begin Dataset excerpts
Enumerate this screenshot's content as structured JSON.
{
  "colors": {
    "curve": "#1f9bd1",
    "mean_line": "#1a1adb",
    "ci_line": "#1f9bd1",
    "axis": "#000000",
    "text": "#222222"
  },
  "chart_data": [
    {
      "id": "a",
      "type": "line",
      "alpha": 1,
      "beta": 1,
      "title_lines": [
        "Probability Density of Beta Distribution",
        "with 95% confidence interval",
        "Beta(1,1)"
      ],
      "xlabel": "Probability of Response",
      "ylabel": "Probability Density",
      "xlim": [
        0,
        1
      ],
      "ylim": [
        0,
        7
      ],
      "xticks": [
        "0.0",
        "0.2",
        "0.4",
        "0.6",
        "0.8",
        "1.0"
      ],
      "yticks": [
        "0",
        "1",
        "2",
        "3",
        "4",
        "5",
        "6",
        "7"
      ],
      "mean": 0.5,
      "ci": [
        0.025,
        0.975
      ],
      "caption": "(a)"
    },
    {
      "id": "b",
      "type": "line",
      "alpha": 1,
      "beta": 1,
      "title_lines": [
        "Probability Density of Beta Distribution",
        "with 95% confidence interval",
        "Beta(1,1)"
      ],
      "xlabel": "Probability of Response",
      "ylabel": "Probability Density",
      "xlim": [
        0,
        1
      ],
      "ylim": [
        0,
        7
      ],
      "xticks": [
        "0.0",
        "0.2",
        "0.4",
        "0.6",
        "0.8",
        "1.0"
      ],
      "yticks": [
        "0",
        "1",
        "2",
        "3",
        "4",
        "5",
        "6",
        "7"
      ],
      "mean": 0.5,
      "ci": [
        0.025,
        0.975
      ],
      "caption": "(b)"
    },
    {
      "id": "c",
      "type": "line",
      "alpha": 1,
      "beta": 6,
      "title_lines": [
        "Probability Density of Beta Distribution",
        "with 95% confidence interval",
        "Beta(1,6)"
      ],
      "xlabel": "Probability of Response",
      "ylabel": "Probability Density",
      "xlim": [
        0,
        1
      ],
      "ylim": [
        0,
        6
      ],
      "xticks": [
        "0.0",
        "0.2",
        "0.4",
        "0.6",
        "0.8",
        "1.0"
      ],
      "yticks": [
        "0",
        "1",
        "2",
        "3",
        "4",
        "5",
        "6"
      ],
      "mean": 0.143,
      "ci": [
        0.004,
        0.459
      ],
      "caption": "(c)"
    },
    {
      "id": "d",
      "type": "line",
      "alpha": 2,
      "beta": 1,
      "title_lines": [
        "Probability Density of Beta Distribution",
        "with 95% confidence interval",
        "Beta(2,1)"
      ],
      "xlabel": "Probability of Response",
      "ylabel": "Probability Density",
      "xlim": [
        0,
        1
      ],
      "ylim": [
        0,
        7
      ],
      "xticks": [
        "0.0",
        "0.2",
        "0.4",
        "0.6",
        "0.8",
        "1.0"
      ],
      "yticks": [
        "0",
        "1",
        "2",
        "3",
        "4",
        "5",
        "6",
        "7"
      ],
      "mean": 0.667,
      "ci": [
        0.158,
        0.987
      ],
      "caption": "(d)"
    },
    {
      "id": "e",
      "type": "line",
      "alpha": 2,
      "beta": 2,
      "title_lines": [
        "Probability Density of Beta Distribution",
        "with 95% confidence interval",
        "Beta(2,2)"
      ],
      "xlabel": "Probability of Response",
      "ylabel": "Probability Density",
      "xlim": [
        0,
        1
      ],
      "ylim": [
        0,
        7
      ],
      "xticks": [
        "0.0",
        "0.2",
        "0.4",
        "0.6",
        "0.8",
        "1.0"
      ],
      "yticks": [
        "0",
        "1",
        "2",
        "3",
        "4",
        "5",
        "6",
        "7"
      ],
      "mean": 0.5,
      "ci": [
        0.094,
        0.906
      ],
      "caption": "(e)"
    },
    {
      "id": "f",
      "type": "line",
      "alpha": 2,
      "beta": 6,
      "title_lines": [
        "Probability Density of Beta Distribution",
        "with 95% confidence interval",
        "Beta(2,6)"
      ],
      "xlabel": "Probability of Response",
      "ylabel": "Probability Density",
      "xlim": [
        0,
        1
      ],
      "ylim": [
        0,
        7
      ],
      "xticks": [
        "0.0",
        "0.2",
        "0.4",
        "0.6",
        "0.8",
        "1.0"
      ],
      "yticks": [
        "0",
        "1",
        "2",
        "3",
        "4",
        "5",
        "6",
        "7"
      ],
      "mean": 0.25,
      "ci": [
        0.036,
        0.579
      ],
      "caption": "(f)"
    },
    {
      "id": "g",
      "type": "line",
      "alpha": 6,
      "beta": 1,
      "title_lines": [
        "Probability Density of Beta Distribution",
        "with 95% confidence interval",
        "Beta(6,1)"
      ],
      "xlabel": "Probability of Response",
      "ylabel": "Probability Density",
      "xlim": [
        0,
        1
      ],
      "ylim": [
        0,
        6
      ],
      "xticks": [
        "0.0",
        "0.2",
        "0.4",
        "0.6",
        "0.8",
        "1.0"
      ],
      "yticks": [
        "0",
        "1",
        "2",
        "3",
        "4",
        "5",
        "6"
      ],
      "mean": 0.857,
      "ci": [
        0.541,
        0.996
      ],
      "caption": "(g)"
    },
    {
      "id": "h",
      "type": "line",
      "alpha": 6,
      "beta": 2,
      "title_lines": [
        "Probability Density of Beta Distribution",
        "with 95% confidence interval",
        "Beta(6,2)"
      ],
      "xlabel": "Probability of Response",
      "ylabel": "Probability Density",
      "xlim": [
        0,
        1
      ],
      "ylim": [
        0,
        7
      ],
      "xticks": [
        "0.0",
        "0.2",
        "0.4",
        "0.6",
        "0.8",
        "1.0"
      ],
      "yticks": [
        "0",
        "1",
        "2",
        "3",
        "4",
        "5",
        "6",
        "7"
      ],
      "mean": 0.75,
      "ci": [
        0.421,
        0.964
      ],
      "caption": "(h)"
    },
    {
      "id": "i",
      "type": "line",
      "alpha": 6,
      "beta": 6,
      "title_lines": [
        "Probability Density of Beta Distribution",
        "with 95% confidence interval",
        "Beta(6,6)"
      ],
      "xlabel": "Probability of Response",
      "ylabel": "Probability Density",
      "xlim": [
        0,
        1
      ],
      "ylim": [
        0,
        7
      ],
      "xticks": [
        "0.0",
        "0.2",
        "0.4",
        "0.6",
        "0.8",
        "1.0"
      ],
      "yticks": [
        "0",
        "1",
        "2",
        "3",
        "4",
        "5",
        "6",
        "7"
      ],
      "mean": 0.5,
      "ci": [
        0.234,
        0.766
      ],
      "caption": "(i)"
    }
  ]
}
end Dataset excerpts
Write the listing out again, exactly as shown above.

Enumerate this screenshot's content as structured JSON.
{
  "colors": {
    "curve": "#1f9bd1",
    "mean_line": "#1a1adb",
    "ci_line": "#1f9bd1",
    "axis": "#000000",
    "text": "#222222"
  },
  "chart_data": [
    {
      "id": "a",
      "type": "line",
      "alpha": 1,
      "beta": 1,
      "title_lines": [
        "Probability Density of Beta Distribution",
        "with 95% confidence interval",
        "Beta(1,1)"
      ],
      "xlabel": "Probability of Response",
      "ylabel": "Probability Density",
      "xlim": [
        0,
        1
      ],
      "ylim": [
        0,
        7
      ],
      "xticks": [
        "0.0",
        "0.2",
        "0.4",
        "0.6",
        "0.8",
        "1.0"
      ],
      "yticks": [
        "0",
        "1",
        "2",
        "3",
        "4",
        "5",
        "6",
        "7"
      ],
      "mean": 0.5,
      "ci": [
        0.025,
        0.975
      ],
      "caption": "(a)"
    },
    {
      "id": "b",
      "type": "line",
      "alpha": 1,
      "beta": 1,
      "title_lines": [
        "Probability Density of Beta Distribution",
        "with 95% confidence interval",
        "Beta(1,1)"
      ],
      "xlabel": "Probability of Response",
      "ylabel": "Probability Density",
      "xlim": [
        0,
        1
      ],
      "ylim": [
        0,
        7
      ],
      "xticks": [
        "0.0",
        "0.2",
        "0.4",
        "0.6",
        "0.8",
        "1.0"
      ],
      "yticks": [
        "0",
        "1",
        "2",
        "3",
        "4",
        "5",
        "6",
        "7"
      ],
      "mean": 0.5,
      "ci": [
        0.025,
        0.975
      ],
      "caption": "(b)"
    },
    {
      "id": "c",
      "type": "line",
      "alpha": 1,
      "beta": 6,
      "title_lines": [
        "Probability Density of Beta Distribution",
        "with 95% confidence interval",
        "Beta(1,6)"
      ],
      "xlabel": "Probability of Response",
      "ylabel": "Probability Density",
      "xlim": [
        0,
        1
      ],
      "ylim": [
        0,
        6
      ],
      "xticks": [
        "0.0",
        "0.2",
        "0.4",
        "0.6",
        "0.8",
        "1.0"
      ],
      "yticks": [
        "0",
        "1",
        "2",
        "3",
        "4",
        "5",
        "6"
      ],
      "mean": 0.143,
      "ci": [
        0.004,
        0.459
      ],
      "caption": "(c)"
    },
    {
      "id": "d",
      "type": "line",
      "alpha": 2,
      "beta": 1,
      "title_lines": [
        "Probability Density of Beta Distribution",
        "with 95% confidence interval",
        "Beta(2,1)"
      ],
      "xlabel": "Probability of Response",
      "ylabel": "Probability Density",
      "xlim": [
        0,
        1
      ],
      "ylim": [
        0,
        7
      ],
      "xticks": [
        "0.0",
        "0.2",
        "0.4",
        "0.6",
        "0.8",
        "1.0"
      ],
      "yticks": [
        "0",
        "1",
        "2",
        "3",
        "4",
        "5",
        "6",
        "7"
      ],
      "mean": 0.667,
      "ci": [
        0.158,
        0.987
      ],
      "caption": "(d)"
    },
    {
      "id": "e",
      "type": "line",
      "alpha": 2,
      "beta": 2,
      "title_lines": [
        "Probability Density of Beta Distribution",
        "with 95% confidence interval",
        "Beta(2,2)"
      ],
      "xlabel": "Probability of Response",
      "ylabel": "Probability Density",
      "xlim": [
        0,
        1
      ],
      "ylim": [
        0,
        7
      ],
      "xticks": [
        "0.0",
        "0.2",
        "0.4",
        "0.6",
        "0.8",
        "1.0"
      ],
      "yticks": [
        "0",
        "1",
        "2",
        "3",
        "4",
        "5",
        "6",
        "7"
      ],
      "mean": 0.5,
      "ci": [
        0.094,
        0.906
      ],
      "caption": "(e)"
    },
    {
      "id": "f",
      "type": "line",
      "alpha": 2,
      "beta": 6,
      "title_lines": [
        "Probability Density of Beta Distribution",
        "with 95% confidence interval",
        "Beta(2,6)"
      ],
      "xlabel": "Probability of Response",
      "ylabel": "Probability Density",
      "xlim": [
        0,
        1
      ],
      "ylim": [
        0,
        7
      ],
      "xticks": [
        "0.0",
        "0.2",
        "0.4",
        "0.6",
        "0.8",
        "1.0"
      ],
      "yticks": [
        "0",
        "1",
        "2",
        "3",
        "4",
        "5",
        "6",
        "7"
      ],
      "mean": 0.25,
      "ci": [
        0.036,
        0.579
      ],
      "caption": "(f)"
    },
    {
      "id": "g",
      "type": "line",
      "alpha": 6,
      "beta": 1,
      "title_lines": [
        "Probability Density of Beta Distribution",
        "with 95% confidence interval",
        "Beta(6,1)"
      ],
      "xlabel": "Probability of Response",
      "ylabel": "Probability Density",
      "xlim": [
        0,
        1
      ],
      "ylim": [
        0,
        6
      ],
      "xticks": [
        "0.0",
        "0.2",
        "0.4",
        "0.6",
        "0.8",
        "1.0"
      ],
      "yticks": [
        "0",
        "1",
        "2",
        "3",
        "4",
        "5",
        "6"
      ],
      "mean": 0.857,
      "ci": [
        0.541,
        0.996
      ],
      "caption": "(g)"
    },
    {
      "id": "h",
      "type": "line",
      "alpha": 6,
      "beta": 2,
      "title_lines": [
        "Probability Density of Beta Distribution",
        "with 95% confidence interval",
        "Beta(6,2)"
      ],
      "xlabel": "Probability of Response",
      "ylabel": "Probability Density",
      "xlim": [
        0,
        1
      ],
      "ylim": [
        0,
        7
      ],
      "xticks": [
        "0.0",
        "0.2",
        "0.4",
        "0.6",
        "0.8",
        "1.0"
      ],
      "yticks": [
        "0",
        "1",
        "2",
        "3",
        "4",
        "5",
        "6",
        "7"
      ],
      "mean": 0.75,
      "ci": [
        0.421,
        0.964
      ],
      "caption": "(h)"
    },
    {
      "id": "i",
      "type": "line",
      "alpha": 6,
      "beta": 6,
      "title_lines": [
        "Probability Density of Beta Distribution",
        "with 95% confidence interval",
        "Beta(6,6)"
      ],
      "xlabel": "Probability of Response",
      "ylabel": "Probability Density",
      "xlim": [
        0,
        1
      ],
      "ylim": [
        0,
        7
      ],
      "xticks": [
        "0.0",
        "0.2",
        "0.4",
        "0.6",
        "0.8",
        "1.0"
      ],
      "yticks": [
        "0",
        "1",
        "2",
        "3",
        "4",
        "5",
        "6",
        "7"
      ],
      "mean": 0.5,
      "ci": [
        0.234,
        0.766
      ],
      "caption": "(i)"
    }
  ]
}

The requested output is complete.